Stored data:
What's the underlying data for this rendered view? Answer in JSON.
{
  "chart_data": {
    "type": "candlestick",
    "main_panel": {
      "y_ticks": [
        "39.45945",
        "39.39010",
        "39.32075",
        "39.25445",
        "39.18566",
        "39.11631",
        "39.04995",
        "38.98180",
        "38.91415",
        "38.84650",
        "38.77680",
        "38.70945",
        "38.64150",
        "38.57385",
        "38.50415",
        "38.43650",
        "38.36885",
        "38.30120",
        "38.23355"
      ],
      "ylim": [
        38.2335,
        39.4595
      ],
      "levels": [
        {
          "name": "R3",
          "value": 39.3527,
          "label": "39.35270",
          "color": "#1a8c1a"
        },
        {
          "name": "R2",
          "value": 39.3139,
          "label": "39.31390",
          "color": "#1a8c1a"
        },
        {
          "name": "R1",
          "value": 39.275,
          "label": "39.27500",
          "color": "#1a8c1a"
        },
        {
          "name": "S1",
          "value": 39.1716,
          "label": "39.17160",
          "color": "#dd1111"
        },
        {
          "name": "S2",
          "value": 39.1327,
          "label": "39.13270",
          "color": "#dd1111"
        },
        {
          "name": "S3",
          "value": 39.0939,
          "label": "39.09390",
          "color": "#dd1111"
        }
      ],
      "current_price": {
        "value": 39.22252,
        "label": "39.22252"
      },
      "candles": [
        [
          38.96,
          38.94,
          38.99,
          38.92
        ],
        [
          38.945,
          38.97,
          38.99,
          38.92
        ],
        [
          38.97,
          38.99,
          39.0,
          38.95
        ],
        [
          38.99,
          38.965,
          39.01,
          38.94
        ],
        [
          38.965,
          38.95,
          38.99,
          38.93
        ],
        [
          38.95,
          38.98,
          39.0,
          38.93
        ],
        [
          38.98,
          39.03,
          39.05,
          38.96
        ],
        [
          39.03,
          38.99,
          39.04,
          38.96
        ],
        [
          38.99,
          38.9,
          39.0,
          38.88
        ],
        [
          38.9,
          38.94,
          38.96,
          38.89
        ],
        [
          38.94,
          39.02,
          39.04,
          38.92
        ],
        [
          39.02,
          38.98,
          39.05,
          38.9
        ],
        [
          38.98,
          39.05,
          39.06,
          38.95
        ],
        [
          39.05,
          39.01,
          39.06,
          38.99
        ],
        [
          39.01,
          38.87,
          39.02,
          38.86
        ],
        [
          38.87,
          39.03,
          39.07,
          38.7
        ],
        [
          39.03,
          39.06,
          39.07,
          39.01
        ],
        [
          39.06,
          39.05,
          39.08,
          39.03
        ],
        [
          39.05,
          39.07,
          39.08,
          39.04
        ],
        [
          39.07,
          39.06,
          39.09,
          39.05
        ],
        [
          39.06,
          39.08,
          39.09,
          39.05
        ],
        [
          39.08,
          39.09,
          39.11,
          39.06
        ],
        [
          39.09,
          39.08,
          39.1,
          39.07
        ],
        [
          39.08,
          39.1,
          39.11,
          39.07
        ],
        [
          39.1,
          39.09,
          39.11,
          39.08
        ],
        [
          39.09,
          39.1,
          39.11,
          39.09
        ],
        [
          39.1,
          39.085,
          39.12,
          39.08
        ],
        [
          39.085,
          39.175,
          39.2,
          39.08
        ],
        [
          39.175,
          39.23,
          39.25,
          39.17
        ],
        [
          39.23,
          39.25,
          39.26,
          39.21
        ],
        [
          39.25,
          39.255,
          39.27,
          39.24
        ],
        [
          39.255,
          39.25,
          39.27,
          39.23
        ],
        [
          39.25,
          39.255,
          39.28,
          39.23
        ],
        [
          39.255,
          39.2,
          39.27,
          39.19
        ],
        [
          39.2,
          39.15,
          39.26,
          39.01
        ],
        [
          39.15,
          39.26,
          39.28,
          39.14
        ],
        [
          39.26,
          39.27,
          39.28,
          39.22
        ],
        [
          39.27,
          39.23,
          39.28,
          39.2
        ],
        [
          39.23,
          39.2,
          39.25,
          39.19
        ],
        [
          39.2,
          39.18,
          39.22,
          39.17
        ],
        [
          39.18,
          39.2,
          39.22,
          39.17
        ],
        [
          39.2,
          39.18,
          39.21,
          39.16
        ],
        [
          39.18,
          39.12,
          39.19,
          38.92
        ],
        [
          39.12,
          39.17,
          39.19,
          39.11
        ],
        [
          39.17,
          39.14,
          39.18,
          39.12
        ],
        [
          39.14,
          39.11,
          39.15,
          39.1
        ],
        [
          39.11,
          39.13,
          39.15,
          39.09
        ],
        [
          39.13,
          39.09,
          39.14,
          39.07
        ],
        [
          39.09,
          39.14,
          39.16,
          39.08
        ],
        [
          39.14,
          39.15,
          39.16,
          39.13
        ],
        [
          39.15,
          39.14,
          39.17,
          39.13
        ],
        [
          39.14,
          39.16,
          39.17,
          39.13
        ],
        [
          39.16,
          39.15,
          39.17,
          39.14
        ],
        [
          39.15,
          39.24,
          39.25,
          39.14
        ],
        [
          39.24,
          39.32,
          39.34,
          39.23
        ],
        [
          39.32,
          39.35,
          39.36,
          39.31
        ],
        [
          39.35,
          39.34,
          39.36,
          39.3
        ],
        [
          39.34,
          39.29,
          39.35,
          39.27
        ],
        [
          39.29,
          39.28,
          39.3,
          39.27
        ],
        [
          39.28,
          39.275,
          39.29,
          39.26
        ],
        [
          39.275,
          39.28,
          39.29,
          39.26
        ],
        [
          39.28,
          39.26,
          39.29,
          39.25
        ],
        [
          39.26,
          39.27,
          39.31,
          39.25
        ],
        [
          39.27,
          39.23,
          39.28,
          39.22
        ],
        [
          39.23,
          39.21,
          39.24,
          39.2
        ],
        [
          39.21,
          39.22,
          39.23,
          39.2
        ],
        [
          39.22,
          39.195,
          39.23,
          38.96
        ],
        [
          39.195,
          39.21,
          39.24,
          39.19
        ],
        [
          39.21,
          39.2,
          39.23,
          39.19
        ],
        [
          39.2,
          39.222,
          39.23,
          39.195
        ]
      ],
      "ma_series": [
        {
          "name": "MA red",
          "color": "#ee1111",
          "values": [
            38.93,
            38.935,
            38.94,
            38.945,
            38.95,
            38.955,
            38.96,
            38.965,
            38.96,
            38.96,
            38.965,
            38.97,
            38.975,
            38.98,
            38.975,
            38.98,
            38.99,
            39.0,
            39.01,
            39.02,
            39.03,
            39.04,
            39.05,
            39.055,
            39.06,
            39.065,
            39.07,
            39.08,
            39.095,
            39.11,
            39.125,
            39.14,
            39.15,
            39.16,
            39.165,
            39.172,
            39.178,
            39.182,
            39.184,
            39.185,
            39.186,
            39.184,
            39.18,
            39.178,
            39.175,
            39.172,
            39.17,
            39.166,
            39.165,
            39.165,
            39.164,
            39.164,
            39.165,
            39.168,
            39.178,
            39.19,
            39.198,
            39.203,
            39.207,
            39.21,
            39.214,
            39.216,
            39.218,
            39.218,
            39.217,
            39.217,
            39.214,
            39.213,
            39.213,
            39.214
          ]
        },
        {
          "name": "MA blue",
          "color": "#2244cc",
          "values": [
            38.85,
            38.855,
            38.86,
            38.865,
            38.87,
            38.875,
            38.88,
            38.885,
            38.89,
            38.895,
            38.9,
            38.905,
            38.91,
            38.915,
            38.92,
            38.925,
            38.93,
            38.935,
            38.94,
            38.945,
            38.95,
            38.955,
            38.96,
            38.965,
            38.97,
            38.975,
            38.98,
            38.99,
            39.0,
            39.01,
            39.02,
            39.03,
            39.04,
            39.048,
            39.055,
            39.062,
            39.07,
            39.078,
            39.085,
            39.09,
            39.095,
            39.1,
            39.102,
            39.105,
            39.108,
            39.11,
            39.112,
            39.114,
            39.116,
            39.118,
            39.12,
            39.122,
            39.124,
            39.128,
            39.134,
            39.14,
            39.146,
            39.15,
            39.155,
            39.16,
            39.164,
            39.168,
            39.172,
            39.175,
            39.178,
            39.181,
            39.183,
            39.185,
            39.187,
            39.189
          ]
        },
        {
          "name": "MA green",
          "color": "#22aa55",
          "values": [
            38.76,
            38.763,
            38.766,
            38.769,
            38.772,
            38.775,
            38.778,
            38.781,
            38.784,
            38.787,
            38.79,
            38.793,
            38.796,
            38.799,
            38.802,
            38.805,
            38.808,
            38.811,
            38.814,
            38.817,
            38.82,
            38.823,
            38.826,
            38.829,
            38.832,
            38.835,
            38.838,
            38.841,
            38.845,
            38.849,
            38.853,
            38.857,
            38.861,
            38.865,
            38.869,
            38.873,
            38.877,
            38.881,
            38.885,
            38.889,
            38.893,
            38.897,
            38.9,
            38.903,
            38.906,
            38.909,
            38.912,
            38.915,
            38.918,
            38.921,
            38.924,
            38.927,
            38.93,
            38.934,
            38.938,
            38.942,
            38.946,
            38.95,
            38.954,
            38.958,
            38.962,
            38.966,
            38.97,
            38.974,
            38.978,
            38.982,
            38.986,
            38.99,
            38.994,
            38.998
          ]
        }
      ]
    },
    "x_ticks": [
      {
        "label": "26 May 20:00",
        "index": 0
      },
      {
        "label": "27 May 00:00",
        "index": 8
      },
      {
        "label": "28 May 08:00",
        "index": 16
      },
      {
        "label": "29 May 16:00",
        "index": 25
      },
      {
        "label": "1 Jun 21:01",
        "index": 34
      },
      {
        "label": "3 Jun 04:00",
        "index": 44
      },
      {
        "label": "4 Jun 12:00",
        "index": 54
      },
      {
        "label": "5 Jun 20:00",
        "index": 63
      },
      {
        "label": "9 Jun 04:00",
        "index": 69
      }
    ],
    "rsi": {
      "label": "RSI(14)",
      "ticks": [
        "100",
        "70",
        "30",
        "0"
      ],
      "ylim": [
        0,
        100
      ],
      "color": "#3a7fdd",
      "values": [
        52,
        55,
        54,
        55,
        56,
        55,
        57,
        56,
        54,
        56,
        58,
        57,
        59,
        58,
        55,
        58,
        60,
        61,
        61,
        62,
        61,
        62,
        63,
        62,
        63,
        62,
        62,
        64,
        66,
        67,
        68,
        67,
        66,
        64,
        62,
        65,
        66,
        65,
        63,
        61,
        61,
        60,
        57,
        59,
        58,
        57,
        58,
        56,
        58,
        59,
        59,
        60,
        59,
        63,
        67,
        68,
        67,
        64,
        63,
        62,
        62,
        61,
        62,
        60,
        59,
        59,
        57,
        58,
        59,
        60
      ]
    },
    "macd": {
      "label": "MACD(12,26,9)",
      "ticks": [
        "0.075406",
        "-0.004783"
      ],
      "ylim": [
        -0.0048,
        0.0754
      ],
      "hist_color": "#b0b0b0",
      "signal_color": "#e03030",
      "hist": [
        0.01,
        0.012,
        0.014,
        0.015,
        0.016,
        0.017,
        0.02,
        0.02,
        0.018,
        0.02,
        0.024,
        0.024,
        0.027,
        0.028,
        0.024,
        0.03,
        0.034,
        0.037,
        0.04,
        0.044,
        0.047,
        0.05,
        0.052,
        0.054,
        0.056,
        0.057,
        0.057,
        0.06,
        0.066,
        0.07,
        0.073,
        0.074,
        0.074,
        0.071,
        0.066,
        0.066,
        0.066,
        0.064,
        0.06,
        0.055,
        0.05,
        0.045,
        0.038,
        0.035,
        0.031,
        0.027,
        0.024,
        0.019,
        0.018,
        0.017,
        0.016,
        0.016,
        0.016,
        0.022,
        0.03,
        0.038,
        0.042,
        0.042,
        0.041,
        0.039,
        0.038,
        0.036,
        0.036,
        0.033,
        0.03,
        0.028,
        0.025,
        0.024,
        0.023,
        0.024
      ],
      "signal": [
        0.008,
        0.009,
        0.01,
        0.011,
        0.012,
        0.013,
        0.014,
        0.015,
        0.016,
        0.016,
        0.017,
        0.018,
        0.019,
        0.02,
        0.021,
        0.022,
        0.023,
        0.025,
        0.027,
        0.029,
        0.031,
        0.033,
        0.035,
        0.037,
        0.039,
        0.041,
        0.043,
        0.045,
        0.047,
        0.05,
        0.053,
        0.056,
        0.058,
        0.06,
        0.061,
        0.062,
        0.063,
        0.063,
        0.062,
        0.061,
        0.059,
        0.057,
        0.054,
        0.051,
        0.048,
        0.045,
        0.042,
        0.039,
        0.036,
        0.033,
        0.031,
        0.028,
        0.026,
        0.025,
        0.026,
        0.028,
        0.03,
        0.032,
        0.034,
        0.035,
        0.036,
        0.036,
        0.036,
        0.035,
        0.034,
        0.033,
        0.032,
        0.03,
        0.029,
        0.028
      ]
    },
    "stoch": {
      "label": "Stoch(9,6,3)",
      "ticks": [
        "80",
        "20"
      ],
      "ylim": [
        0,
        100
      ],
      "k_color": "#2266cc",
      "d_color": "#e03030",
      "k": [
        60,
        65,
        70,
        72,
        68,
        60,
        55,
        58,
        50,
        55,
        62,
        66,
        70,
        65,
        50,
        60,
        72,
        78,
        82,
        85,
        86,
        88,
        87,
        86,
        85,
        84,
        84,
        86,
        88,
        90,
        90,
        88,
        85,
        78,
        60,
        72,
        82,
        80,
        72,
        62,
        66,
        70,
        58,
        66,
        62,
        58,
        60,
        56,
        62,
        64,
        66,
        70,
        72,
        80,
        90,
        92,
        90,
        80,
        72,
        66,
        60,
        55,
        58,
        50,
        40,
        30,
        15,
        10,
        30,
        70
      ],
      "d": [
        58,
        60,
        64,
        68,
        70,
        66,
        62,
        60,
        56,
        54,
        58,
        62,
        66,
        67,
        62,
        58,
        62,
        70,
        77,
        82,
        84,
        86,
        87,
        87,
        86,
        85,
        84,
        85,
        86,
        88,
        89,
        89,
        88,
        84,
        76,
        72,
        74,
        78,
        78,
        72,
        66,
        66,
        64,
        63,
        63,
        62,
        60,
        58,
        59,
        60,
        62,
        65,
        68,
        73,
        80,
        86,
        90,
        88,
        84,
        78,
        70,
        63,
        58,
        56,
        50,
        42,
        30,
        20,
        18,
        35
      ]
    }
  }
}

The task:
Copy all lines from the entries that contain the word "index".

Reply:
        "index": 0
        "index": 8
        "index": 16
        "index": 25
        "index": 34
        "index": 44
        "index": 54
        "index": 63
        "index": 69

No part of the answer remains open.